--- START ---

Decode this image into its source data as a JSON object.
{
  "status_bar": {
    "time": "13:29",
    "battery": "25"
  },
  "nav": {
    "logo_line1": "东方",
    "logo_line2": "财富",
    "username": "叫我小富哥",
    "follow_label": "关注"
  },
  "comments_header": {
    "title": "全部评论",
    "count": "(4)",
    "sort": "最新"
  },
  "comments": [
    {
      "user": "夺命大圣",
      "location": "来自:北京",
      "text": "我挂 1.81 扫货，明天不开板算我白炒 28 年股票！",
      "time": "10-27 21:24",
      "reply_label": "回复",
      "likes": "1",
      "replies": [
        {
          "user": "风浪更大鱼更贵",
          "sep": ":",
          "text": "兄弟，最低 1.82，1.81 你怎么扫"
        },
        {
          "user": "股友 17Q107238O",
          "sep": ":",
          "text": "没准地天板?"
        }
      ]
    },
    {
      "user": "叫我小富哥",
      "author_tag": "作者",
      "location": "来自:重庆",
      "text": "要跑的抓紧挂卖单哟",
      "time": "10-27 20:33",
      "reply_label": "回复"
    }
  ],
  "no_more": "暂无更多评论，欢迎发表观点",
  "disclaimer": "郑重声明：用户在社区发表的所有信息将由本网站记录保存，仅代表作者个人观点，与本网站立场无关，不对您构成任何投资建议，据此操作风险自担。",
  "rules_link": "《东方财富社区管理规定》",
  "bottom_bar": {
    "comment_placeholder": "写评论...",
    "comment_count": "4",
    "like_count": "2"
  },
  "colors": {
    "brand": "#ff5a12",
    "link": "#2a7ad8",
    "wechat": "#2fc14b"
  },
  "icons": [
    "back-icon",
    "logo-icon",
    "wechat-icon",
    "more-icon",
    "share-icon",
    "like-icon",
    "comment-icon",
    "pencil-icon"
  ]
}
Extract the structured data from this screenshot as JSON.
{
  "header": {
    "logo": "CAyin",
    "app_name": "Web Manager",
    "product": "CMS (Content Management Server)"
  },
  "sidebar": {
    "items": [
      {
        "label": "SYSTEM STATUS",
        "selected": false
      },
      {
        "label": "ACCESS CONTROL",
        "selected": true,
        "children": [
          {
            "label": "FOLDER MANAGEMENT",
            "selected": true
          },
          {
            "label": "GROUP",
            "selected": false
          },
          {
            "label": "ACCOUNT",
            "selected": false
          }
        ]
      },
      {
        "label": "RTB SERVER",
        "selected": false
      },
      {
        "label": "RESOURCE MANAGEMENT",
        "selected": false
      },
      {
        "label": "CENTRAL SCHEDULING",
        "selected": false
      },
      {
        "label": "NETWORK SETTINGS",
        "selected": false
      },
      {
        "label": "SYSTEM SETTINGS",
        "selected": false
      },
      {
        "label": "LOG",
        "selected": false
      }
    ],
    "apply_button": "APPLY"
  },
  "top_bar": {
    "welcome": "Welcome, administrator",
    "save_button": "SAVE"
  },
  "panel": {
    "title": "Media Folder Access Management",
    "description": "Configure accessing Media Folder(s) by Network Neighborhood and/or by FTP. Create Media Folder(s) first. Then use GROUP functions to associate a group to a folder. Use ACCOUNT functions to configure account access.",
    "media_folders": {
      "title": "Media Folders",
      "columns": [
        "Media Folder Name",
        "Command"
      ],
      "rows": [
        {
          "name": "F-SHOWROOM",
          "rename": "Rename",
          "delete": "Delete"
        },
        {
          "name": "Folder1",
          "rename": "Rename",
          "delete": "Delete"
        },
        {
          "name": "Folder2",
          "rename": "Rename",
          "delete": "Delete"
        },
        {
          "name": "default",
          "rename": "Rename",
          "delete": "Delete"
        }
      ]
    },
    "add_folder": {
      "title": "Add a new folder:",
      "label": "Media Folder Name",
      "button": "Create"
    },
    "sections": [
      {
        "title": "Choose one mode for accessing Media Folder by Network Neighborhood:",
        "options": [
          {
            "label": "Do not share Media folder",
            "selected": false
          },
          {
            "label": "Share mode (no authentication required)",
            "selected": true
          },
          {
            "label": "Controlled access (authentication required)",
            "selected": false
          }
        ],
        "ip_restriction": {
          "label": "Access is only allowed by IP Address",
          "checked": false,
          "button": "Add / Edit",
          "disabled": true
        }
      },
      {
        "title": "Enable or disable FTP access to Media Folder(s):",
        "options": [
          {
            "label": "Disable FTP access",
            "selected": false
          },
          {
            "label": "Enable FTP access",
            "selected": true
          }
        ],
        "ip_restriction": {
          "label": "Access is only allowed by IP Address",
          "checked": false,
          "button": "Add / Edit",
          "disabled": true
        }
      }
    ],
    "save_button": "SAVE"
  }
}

--- END ---

— Goal —
Copy the data above exactly. Every line must be included.

— The output —
Decode this image into its source data as a JSON object.
{
  "status_bar": {
    "time": "13:29",
    "battery": "25"
  },
  "nav": {
    "logo_line1": "东方",
    "logo_line2": "财富",
    "username": "叫我小富哥",
    "follow_label": "关注"
  },
  "comments_header": {
    "title": "全部评论",
    "count": "(4)",
    "sort": "最新"
  },
  "comments": [
    {
      "user": "夺命大圣",
      "location": "来自:北京",
      "text": "我挂 1.81 扫货，明天不开板算我白炒 28 年股票！",
      "time": "10-27 21:24",
      "reply_label": "回复",
      "likes": "1",
      "replies": [
        {
          "user": "风浪更大鱼更贵",
          "sep": ":",
          "text": "兄弟，最低 1.82，1.81 你怎么扫"
        },
        {
          "user": "股友 17Q107238O",
          "sep": ":",
          "text": "没准地天板?"
        }
      ]
    },
    {
      "user": "叫我小富哥",
      "author_tag": "作者",
      "location": "来自:重庆",
      "text": "要跑的抓紧挂卖单哟",
      "time": "10-27 20:33",
      "reply_label": "回复"
    }
  ],
  "no_more": "暂无更多评论，欢迎发表观点",
  "disclaimer": "郑重声明：用户在社区发表的所有信息将由本网站记录保存，仅代表作者个人观点，与本网站立场无关，不对您构成任何投资建议，据此操作风险自担。",
  "rules_link": "《东方财富社区管理规定》",
  "bottom_bar": {
    "comment_placeholder": "写评论...",
    "comment_count": "4",
    "like_count": "2"
  },
  "colors": {
    "brand": "#ff5a12",
    "link": "#2a7ad8",
    "wechat": "#2fc14b"
  },
  "icons": [
    "back-icon",
    "logo-icon",
    "wechat-icon",
    "more-icon",
    "share-icon",
    "like-icon",
    "comment-icon",
    "pencil-icon"
  ]
}
Extract the structured data from this screenshot as JSON.
{
  "header": {
    "logo": "CAyin",
    "app_name": "Web Manager",
    "product": "CMS (Content Management Server)"
  },
  "sidebar": {
    "items": [
      {
        "label": "SYSTEM STATUS",
        "selected": false
      },
      {
        "label": "ACCESS CONTROL",
        "selected": true,
        "children": [
          {
            "label": "FOLDER MANAGEMENT",
            "selected": true
          },
          {
            "label": "GROUP",
            "selected": false
          },
          {
            "label": "ACCOUNT",
            "selected": false
          }
        ]
      },
      {
        "label": "RTB SERVER",
        "selected": false
      },
      {
        "label": "RESOURCE MANAGEMENT",
        "selected": false
      },
      {
        "label": "CENTRAL SCHEDULING",
        "selected": false
      },
      {
        "label": "NETWORK SETTINGS",
        "selected": false
      },
      {
        "label": "SYSTEM SETTINGS",
        "selected": false
      },
      {
        "label": "LOG",
        "selected": false
      }
    ],
    "apply_button": "APPLY"
  },
  "top_bar": {
    "welcome": "Welcome, administrator",
    "save_button": "SAVE"
  },
  "panel": {
    "title": "Media Folder Access Management",
    "description": "Configure accessing Media Folder(s) by Network Neighborhood and/or by FTP. Create Media Folder(s) first. Then use GROUP functions to associate a group to a folder. Use ACCOUNT functions to configure account access.",
    "media_folders": {
      "title": "Media Folders",
      "columns": [
        "Media Folder Name",
        "Command"
      ],
      "rows": [
        {
          "name": "F-SHOWROOM",
          "rename": "Rename",
          "delete": "Delete"
        },
        {
          "name": "Folder1",
          "rename": "Rename",
          "delete": "Delete"
        },
        {
          "name": "Folder2",
          "rename": "Rename",
          "delete": "Delete"
        },
        {
          "name": "default",
          "rename": "Rename",
          "delete": "Delete"
        }
      ]
    },
    "add_folder": {
      "title": "Add a new folder:",
      "label": "Media Folder Name",
      "button": "Create"
    },
    "sections": [
      {
        "title": "Choose one mode for accessing Media Folder by Network Neighborhood:",
        "options": [
          {
            "label": "Do not share Media folder",
            "selected": false
          },
          {
            "label": "Share mode (no authentication required)",
            "selected": true
          },
          {
            "label": "Controlled access (authentication required)",
            "selected": false
          }
        ],
        "ip_restriction": {
          "label": "Access is only allowed by IP Address",
          "checked": false,
          "button": "Add / Edit",
          "disabled": true
        }
      },
      {
        "title": "Enable or disable FTP access to Media Folder(s):",
        "options": [
          {
            "label": "Disable FTP access",
            "selected": false
          },
          {
            "label": "Enable FTP access",
            "selected": true
          }
        ],
        "ip_restriction": {
          "label": "Access is only allowed by IP Address",
          "checked": false,
          "button": "Add / Edit",
          "disabled": true
        }
      }
    ],
    "save_button": "SAVE"
  }
}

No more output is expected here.